## Input material

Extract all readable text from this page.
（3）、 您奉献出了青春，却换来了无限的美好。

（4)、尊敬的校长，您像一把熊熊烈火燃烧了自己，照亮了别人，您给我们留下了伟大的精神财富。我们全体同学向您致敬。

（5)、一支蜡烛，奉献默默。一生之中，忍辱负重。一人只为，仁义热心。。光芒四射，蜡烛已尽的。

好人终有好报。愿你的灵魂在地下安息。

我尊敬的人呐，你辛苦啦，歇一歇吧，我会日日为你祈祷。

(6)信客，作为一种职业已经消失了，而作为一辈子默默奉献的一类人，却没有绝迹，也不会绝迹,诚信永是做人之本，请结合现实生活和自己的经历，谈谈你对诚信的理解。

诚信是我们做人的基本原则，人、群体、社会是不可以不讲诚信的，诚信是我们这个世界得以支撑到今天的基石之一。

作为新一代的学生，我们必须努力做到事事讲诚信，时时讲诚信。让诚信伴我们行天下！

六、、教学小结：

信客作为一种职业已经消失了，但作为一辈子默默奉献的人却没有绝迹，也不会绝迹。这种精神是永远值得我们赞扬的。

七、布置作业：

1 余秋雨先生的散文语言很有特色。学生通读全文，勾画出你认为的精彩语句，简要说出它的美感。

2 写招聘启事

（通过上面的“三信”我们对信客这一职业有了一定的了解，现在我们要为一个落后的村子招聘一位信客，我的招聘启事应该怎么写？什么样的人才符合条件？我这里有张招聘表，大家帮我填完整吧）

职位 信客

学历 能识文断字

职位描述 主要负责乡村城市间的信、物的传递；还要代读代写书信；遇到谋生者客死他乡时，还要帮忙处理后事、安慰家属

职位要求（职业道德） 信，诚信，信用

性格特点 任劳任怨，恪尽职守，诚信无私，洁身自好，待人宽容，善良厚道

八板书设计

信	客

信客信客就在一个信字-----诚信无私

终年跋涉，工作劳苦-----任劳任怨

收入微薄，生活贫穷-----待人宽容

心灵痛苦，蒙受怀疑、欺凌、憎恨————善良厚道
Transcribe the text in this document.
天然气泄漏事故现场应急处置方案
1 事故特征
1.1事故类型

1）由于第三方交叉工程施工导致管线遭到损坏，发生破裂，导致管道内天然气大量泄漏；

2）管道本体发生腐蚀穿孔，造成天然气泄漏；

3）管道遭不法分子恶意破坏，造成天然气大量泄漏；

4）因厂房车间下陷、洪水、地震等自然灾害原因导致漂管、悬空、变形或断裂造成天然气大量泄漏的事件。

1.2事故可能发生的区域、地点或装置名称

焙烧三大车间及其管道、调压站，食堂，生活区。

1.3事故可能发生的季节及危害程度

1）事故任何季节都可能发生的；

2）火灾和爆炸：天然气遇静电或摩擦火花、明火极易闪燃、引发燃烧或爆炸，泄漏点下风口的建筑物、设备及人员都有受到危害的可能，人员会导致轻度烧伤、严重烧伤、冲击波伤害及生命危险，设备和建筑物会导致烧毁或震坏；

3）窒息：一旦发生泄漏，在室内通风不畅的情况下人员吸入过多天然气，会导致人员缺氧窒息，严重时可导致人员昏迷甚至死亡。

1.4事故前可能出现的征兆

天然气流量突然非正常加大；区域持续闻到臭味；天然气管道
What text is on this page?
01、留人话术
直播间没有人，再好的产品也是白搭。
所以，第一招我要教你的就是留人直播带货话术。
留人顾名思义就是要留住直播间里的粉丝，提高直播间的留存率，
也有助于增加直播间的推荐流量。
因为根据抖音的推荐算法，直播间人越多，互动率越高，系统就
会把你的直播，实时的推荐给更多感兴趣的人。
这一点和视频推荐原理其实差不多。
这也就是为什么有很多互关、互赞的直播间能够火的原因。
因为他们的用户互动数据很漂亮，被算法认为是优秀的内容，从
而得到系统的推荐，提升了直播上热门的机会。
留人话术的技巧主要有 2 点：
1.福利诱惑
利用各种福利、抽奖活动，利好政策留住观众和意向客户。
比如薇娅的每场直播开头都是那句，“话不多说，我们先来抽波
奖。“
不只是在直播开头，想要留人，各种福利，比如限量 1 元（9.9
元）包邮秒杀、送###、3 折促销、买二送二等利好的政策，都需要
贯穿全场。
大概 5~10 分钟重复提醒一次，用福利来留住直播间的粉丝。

## Written task
Go through the entries above and copy every line containing "任劳任怨".

## Complete response
性格特点 任劳任怨，恪尽职守，诚信无私，洁身自好，待人宽容，善良厚道
终年跋涉，工作劳苦-----任劳任怨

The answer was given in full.